### WHAT IS EXPECTED
Every entry must be given again exactly.

[START SUPPLIED ENTRIES]

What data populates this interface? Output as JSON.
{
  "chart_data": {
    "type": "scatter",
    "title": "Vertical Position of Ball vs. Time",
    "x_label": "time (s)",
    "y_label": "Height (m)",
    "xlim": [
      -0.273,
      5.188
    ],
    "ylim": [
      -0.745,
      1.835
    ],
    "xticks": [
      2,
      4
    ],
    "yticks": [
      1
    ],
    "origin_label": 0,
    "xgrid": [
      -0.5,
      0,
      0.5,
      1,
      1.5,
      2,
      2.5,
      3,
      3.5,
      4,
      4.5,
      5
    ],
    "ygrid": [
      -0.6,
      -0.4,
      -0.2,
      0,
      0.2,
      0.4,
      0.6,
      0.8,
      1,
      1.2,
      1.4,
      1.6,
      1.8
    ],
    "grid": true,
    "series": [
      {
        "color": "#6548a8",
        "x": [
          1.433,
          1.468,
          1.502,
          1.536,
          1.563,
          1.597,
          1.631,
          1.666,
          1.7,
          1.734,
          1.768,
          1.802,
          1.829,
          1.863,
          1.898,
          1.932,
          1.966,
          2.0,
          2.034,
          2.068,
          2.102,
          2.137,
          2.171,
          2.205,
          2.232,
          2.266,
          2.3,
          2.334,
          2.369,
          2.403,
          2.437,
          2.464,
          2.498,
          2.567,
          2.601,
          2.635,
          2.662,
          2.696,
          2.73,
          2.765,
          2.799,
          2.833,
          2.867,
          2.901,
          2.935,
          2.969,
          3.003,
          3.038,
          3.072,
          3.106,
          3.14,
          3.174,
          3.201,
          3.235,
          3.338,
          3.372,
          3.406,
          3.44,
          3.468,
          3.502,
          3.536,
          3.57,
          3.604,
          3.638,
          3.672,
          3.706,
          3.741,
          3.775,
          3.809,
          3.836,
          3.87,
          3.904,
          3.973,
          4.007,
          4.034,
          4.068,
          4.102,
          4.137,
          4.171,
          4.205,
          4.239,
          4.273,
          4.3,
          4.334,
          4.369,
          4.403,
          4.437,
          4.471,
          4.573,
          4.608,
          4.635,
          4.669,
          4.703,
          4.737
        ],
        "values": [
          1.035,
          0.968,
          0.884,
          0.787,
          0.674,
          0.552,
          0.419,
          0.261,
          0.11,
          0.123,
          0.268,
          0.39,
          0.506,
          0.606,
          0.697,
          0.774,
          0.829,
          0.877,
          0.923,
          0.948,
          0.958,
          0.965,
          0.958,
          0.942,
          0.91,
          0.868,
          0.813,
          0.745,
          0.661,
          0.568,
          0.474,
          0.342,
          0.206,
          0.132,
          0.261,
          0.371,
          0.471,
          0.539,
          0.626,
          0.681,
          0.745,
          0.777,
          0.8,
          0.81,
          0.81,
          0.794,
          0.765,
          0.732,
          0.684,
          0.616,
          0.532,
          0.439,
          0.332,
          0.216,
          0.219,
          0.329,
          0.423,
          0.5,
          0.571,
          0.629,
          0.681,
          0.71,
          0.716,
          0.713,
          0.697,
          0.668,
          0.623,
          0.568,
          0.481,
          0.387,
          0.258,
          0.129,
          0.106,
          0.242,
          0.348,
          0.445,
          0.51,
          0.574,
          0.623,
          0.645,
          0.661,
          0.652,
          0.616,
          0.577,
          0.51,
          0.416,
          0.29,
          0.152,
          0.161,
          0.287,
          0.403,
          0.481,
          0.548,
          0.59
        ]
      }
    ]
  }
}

[END SUPPLIED ENTRIES]

### PROBLEM SOLUTION
What data populates this interface? Output as JSON.
{
  "chart_data": {
    "type": "scatter",
    "title": "Vertical Position of Ball vs. Time",
    "x_label": "time (s)",
    "y_label": "Height (m)",
    "xlim": [
      -0.273,
      5.188
    ],
    "ylim": [
      -0.745,
      1.835
    ],
    "xticks": [
      2,
      4
    ],
    "yticks": [
      1
    ],
    "origin_label": 0,
    "xgrid": [
      -0.5,
      0,
      0.5,
      1,
      1.5,
      2,
      2.5,
      3,
      3.5,
      4,
      4.5,
      5
    ],
    "ygrid": [
      -0.6,
      -0.4,
      -0.2,
      0,
      0.2,
      0.4,
      0.6,
      0.8,
      1,
      1.2,
      1.4,
      1.6,
      1.8
    ],
    "grid": true,
    "series": [
      {
        "color": "#6548a8",
        "x": [
          1.433,
          1.468,
          1.502,
          1.536,
          1.563,
          1.597,
          1.631,
          1.666,
          1.7,
          1.734,
          1.768,
          1.802,
          1.829,
          1.863,
          1.898,
          1.932,
          1.966,
          2.0,
          2.034,
          2.068,
          2.102,
          2.137,
          2.171,
          2.205,
          2.232,
          2.266,
          2.3,
          2.334,
          2.369,
          2.403,
          2.437,
          2.464,
          2.498,
          2.567,
          2.601,
          2.635,
          2.662,
          2.696,
          2.73,
          2.765,
          2.799,
          2.833,
          2.867,
          2.901,
          2.935,
          2.969,
          3.003,
          3.038,
          3.072,
          3.106,
          3.14,
          3.174,
          3.201,
          3.235,
          3.338,
          3.372,
          3.406,
          3.44,
          3.468,
          3.502,
          3.536,
          3.57,
          3.604,
          3.638,
          3.672,
          3.706,
          3.741,
          3.775,
          3.809,
          3.836,
          3.87,
          3.904,
          3.973,
          4.007,
          4.034,
          4.068,
          4.102,
          4.137,
          4.171,
          4.205,
          4.239,
          4.273,
          4.3,
          4.334,
          4.369,
          4.403,
          4.437,
          4.471,
          4.573,
          4.608,
          4.635,
          4.669,
          4.703,
          4.737
        ],
        "values": [
          1.035,
          0.968,
          0.884,
          0.787,
          0.674,
          0.552,
          0.419,
          0.261,
          0.11,
          0.123,
          0.268,
          0.39,
          0.506,
          0.606,
          0.697,
          0.774,
          0.829,
          0.877,
          0.923,
          0.948,
          0.958,
          0.965,
          0.958,
          0.942,
          0.91,
          0.868,
          0.813,
          0.745,
          0.661,
          0.568,
          0.474,
          0.342,
          0.206,
          0.132,
          0.261,
          0.371,
          0.471,
          0.539,
          0.626,
          0.681,
          0.745,
          0.777,
          0.8,
          0.81,
          0.81,
          0.794,
          0.765,
          0.732,
          0.684,
          0.616,
          0.532,
          0.439,
          0.332,
          0.216,
          0.219,
          0.329,
          0.423,
          0.5,
          0.571,
          0.629,
          0.681,
          0.71,
          0.716,
          0.713,
          0.697,
          0.668,
          0.623,
          0.568,
          0.481,
          0.387,
          0.258,
          0.129,
          0.106,
          0.242,
          0.348,
          0.445,
          0.51,
          0.574,
          0.623,
          0.645,
          0.661,
          0.652,
          0.616,
          0.577,
          0.51,
          0.416,
          0.29,
          0.152,
          0.161,
          0.287,
          0.403,
          0.481,
          0.548,
          0.59
        ]
      }
    ]
  }
}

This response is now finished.